- [What is asked] Search the records for "Product" and copy each line that holds it.
----- The records -----
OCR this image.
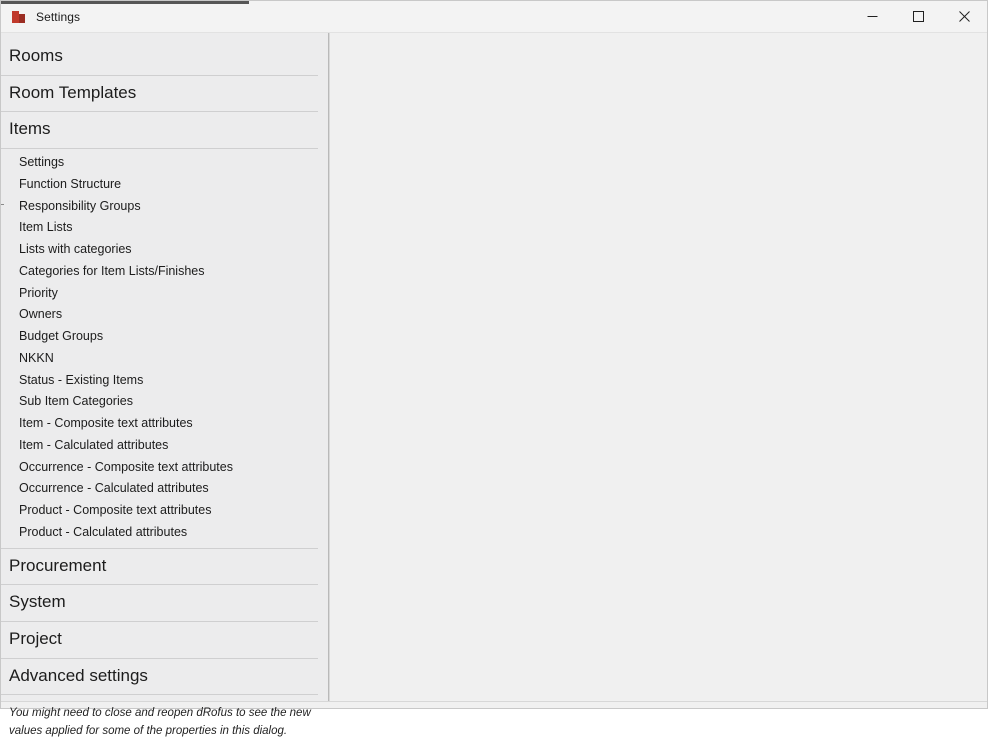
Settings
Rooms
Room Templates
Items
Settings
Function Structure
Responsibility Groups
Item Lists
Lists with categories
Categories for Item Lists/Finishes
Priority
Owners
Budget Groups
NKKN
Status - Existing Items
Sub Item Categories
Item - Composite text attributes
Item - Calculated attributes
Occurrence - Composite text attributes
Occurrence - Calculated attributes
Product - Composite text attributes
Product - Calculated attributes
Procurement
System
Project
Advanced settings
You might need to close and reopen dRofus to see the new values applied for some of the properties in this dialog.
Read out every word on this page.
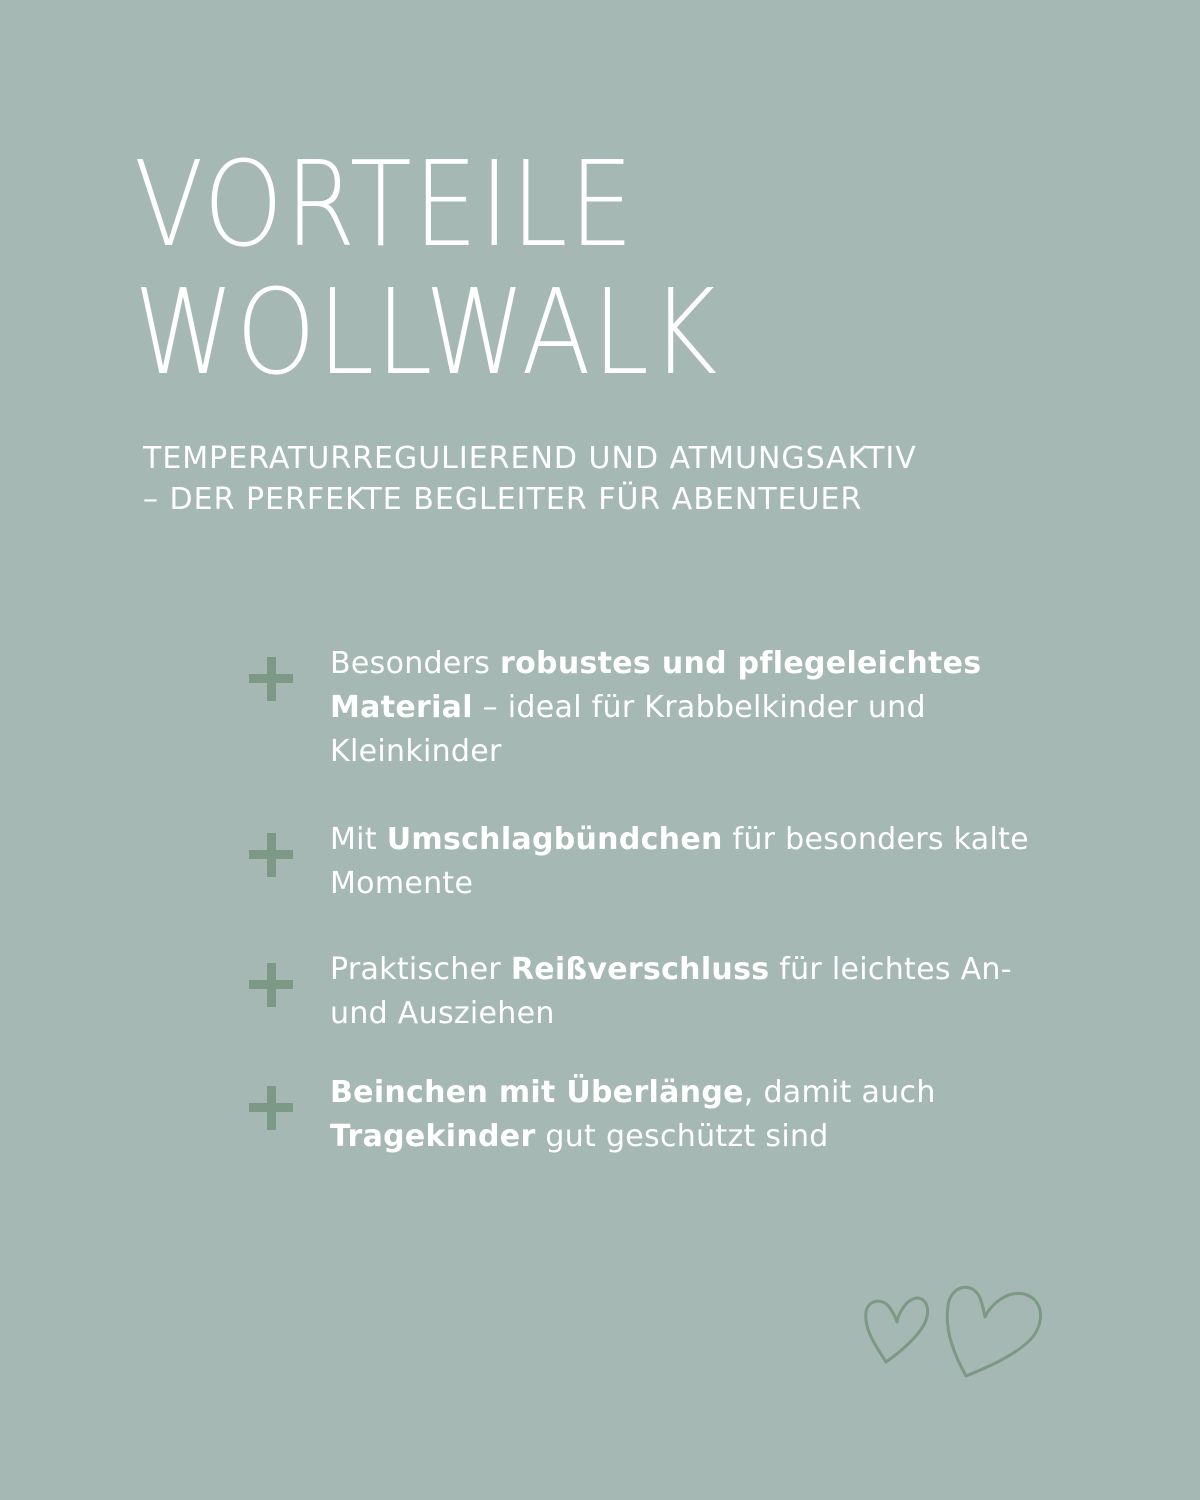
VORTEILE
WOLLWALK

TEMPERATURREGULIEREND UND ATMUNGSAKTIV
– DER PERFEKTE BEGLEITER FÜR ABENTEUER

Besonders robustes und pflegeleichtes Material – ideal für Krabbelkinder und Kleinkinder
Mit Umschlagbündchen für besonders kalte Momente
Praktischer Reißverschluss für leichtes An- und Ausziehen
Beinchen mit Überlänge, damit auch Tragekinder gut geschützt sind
-----
- [Output of the exercise]
Product - Composite text attributes
Product - Calculated attributes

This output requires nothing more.